■ **DO THIS**
Lines containing the word "large" are the ones to copy from the records below.

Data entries
◆ ◆ ◆ ◆
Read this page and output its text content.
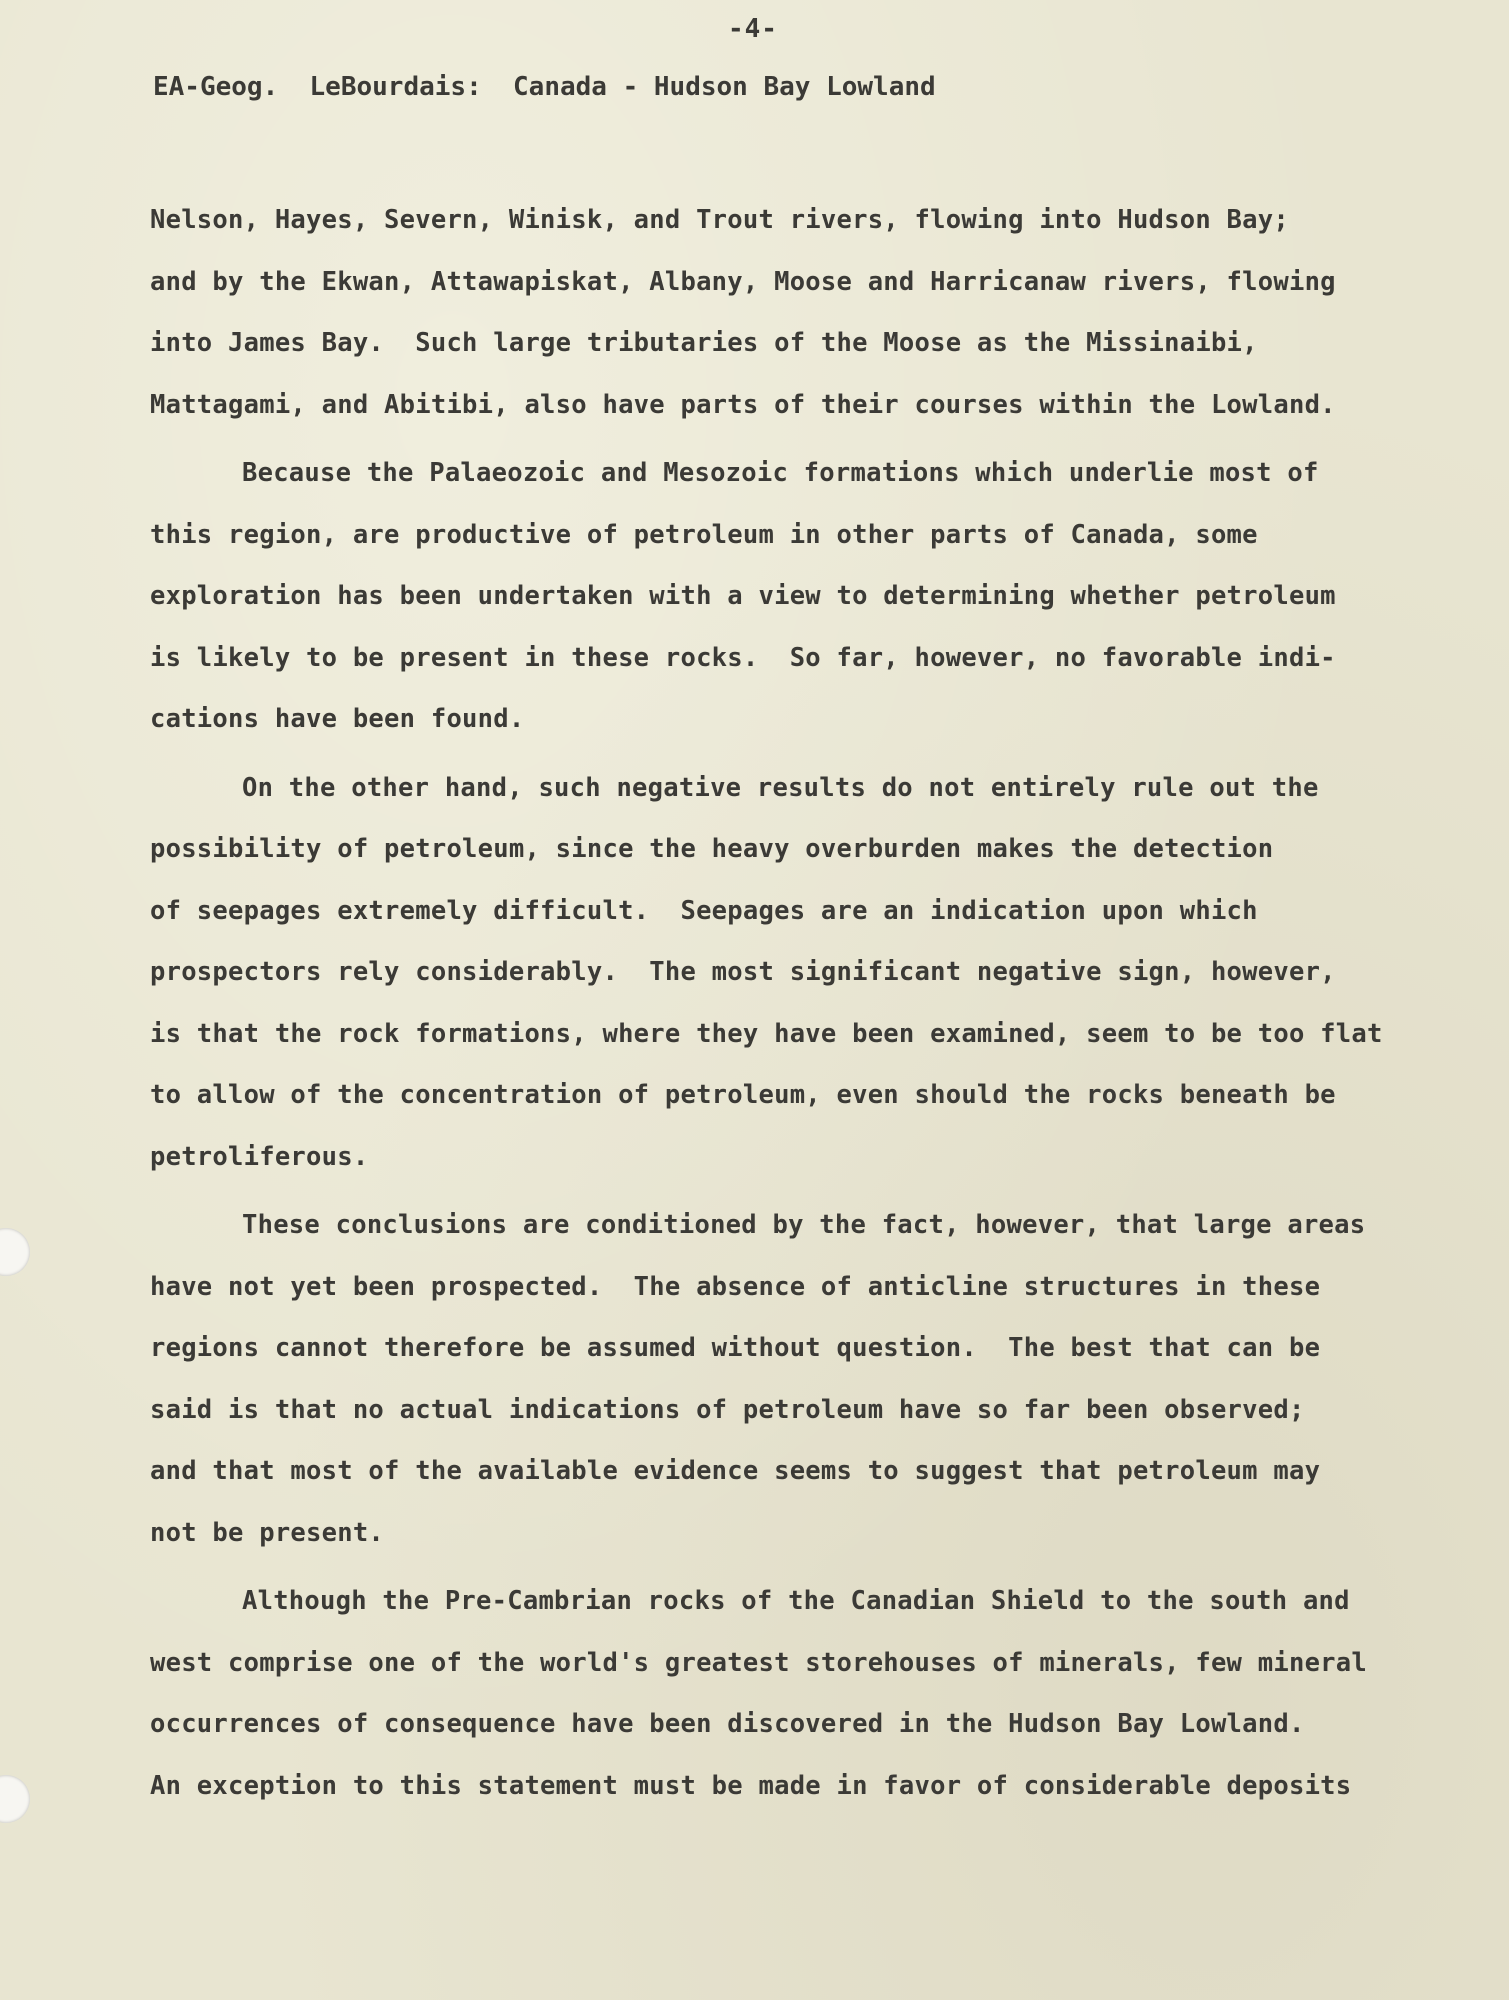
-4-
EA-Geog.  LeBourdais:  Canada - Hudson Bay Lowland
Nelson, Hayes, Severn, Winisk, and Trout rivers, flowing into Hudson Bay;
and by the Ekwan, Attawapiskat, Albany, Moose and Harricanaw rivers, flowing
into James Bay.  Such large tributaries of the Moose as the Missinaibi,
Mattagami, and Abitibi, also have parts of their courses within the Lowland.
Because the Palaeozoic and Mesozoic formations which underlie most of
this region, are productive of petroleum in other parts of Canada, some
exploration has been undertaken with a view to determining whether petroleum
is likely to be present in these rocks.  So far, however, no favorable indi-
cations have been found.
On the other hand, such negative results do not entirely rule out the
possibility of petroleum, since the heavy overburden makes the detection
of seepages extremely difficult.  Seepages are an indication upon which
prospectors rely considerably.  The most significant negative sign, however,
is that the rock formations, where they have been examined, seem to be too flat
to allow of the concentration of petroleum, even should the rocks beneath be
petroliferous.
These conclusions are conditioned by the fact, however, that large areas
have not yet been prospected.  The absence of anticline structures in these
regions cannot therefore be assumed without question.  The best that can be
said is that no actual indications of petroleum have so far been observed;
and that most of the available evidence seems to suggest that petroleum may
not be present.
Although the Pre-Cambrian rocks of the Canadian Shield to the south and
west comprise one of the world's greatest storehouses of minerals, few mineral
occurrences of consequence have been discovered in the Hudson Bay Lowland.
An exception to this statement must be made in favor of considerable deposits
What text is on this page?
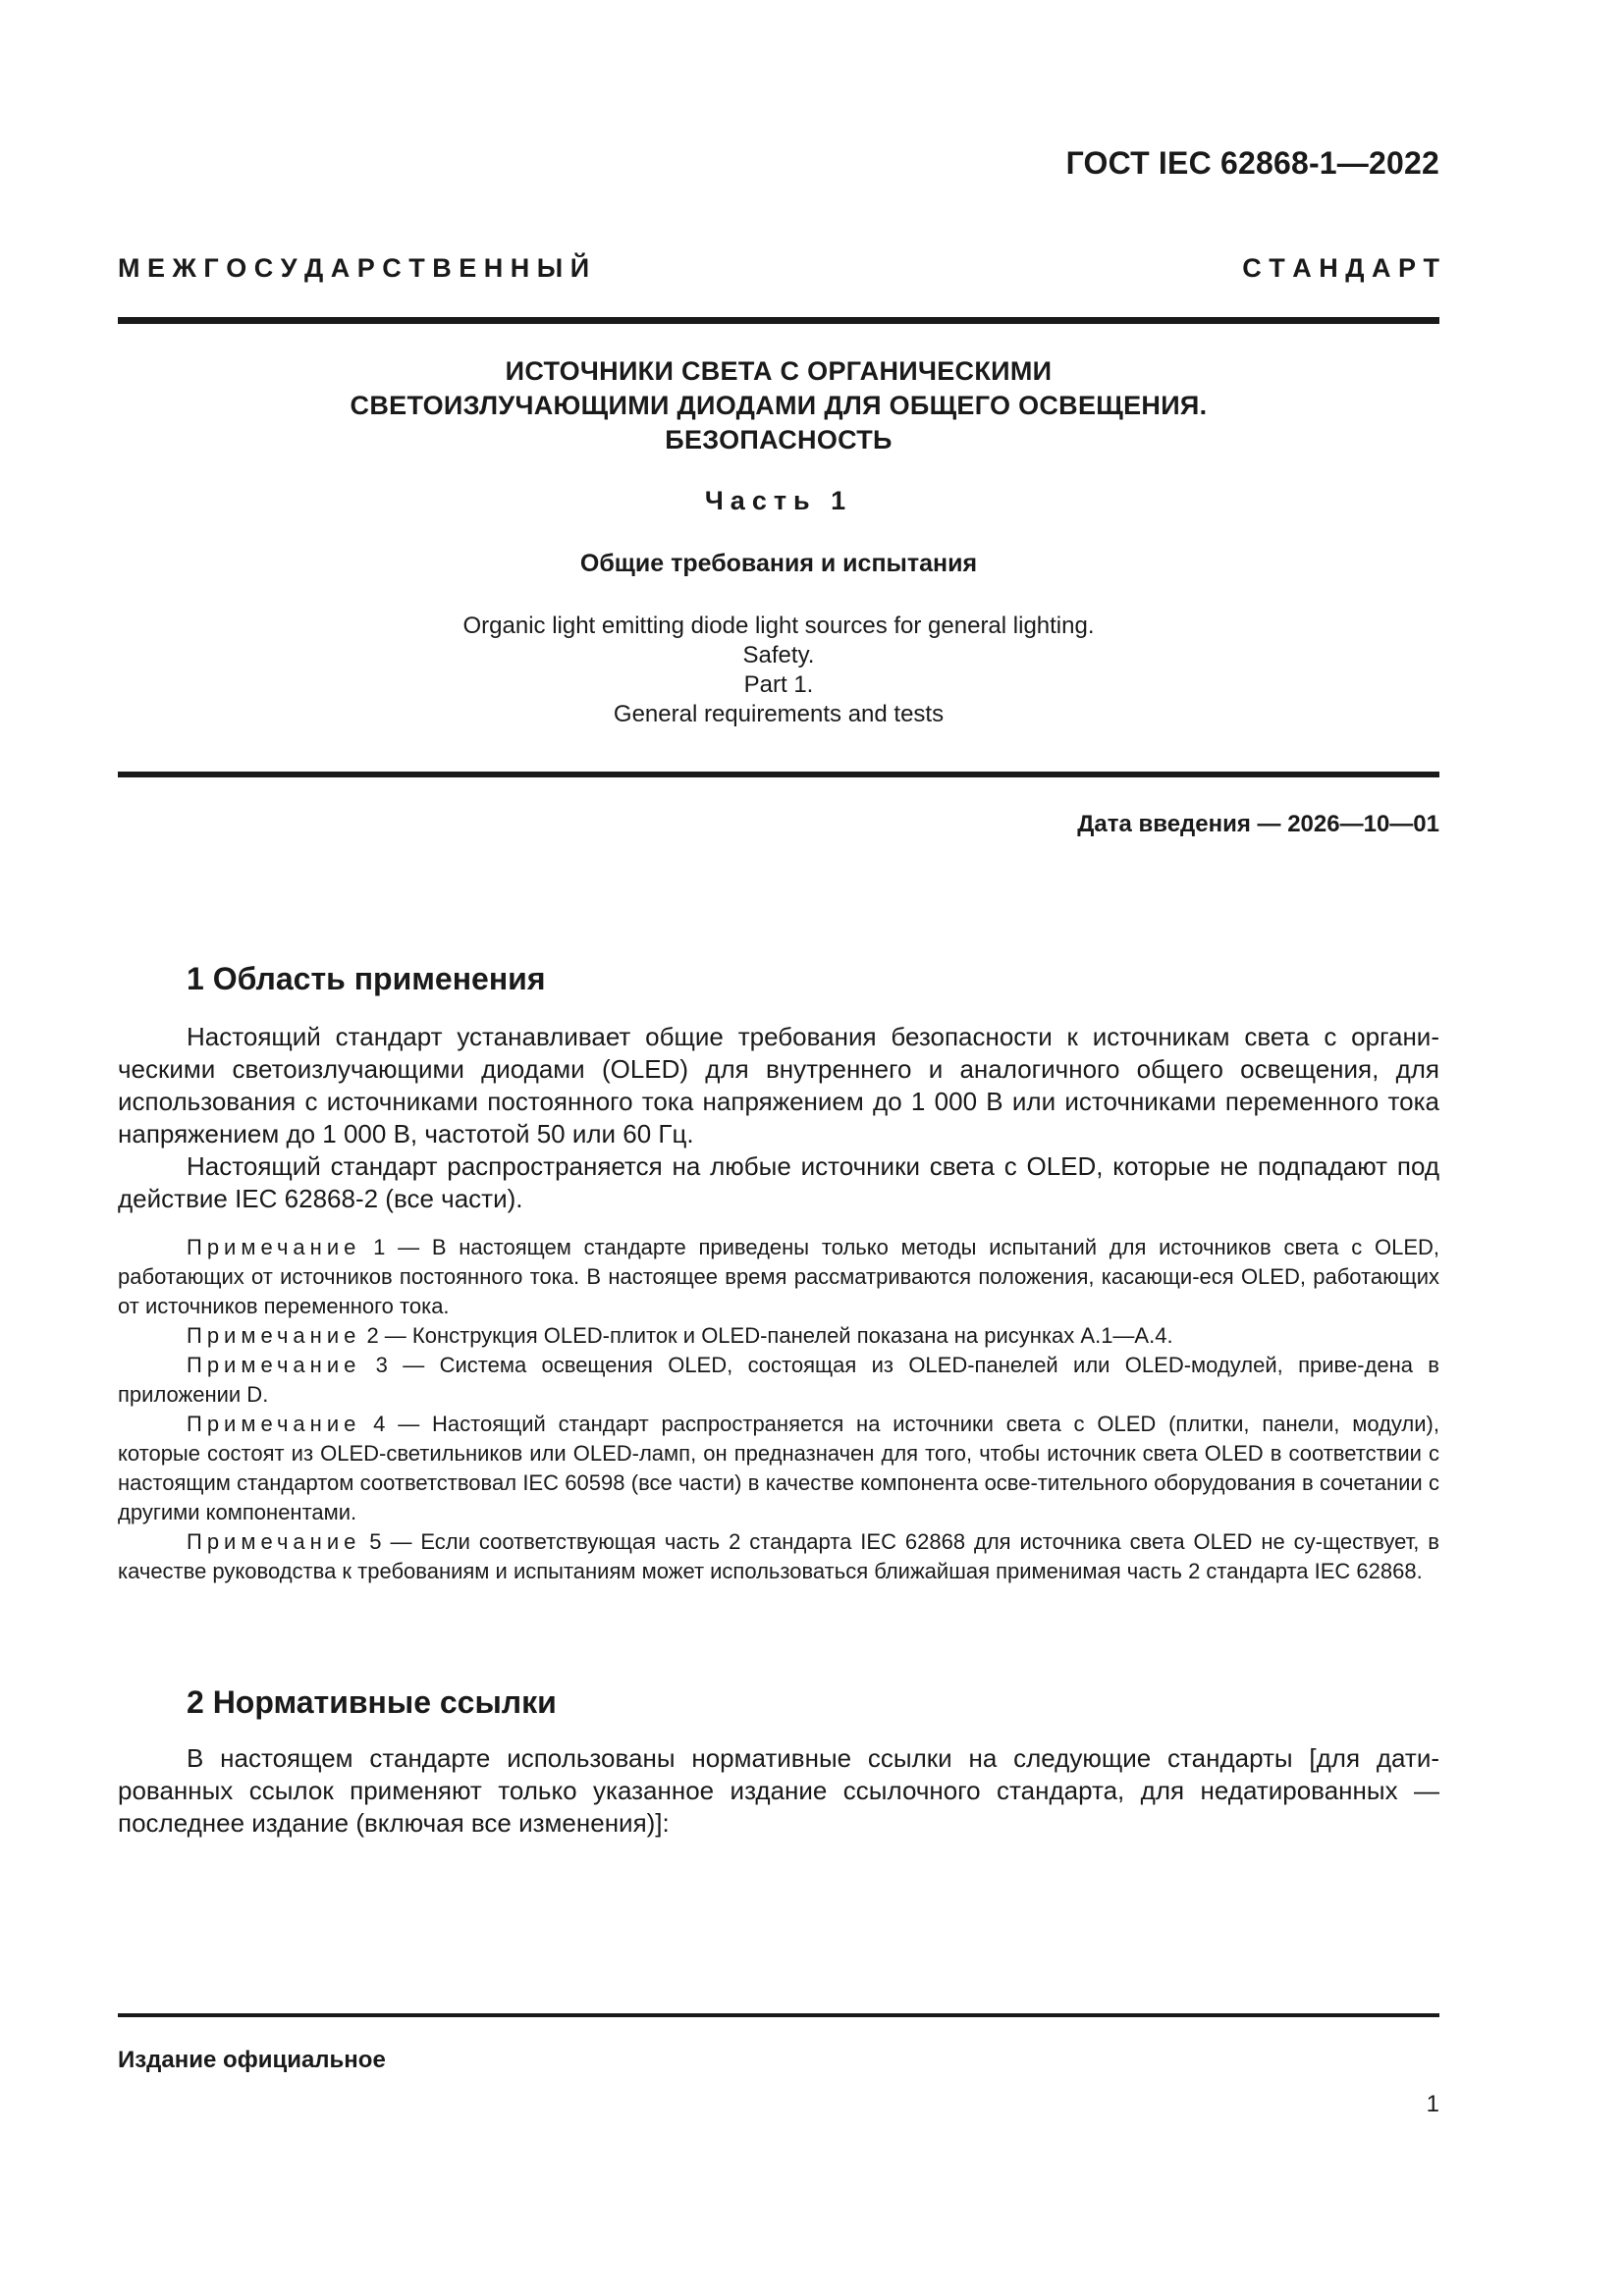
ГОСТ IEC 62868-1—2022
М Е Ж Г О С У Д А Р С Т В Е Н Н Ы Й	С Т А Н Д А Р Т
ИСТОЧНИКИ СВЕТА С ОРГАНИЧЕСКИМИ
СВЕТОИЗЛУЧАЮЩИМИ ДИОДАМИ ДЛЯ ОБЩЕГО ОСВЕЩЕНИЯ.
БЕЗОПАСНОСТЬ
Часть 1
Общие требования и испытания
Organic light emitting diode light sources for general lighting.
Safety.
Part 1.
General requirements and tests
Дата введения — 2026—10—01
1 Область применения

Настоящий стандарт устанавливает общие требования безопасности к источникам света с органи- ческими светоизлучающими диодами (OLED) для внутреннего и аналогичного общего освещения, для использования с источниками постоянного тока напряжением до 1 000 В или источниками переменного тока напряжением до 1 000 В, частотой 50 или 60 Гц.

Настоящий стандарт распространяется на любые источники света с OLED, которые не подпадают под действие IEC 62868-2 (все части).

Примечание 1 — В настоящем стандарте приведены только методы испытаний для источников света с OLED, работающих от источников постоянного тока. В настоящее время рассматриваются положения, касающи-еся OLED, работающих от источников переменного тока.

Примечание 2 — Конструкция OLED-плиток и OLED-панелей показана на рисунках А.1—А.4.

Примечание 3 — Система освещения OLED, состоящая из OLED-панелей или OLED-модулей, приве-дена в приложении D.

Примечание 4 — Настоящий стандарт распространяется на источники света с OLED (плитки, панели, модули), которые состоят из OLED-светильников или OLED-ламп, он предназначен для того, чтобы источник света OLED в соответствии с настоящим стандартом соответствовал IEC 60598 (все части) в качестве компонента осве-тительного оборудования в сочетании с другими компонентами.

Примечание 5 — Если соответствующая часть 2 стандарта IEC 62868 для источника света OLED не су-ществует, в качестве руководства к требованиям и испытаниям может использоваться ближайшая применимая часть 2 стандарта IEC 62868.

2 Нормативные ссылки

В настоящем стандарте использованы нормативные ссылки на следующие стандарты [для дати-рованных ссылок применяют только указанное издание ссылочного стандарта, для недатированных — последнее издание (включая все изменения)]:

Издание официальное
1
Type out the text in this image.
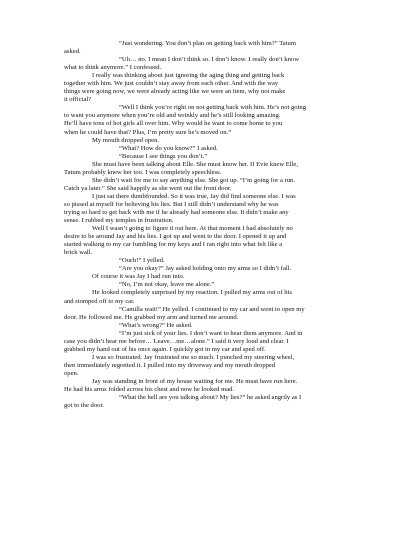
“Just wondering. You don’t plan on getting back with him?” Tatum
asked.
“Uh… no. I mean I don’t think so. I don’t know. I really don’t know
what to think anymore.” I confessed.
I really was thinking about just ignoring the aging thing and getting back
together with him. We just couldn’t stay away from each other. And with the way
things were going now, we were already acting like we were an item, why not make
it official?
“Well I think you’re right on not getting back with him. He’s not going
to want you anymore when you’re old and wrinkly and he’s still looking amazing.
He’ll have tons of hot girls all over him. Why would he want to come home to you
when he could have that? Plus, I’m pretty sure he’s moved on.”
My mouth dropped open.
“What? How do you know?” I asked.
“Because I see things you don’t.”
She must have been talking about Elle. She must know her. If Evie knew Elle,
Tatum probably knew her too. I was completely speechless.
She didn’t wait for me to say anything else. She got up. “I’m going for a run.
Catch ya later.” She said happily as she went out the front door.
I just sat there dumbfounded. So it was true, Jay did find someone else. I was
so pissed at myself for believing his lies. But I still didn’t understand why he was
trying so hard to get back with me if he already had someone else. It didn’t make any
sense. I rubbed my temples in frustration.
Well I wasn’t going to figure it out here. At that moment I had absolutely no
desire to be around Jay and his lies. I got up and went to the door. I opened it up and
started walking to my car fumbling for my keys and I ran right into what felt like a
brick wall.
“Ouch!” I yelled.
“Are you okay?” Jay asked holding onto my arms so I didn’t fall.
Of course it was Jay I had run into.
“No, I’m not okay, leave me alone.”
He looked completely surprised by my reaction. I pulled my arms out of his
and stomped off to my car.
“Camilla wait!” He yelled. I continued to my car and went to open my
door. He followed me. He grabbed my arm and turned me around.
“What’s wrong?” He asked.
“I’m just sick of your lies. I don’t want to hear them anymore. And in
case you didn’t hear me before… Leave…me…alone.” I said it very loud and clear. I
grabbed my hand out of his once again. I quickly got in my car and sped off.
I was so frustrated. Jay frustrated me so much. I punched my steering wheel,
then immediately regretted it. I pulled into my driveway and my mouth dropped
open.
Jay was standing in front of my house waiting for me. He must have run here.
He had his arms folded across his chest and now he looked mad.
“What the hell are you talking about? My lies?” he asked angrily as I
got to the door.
◆ ◆ ◆ ◆
■ **SOLUTION FOR THIS PROBLEM**
into James Bay.  Such large tributaries of the Moose as the Missinaibi,
These conclusions are conditioned by the fact, however, that large areas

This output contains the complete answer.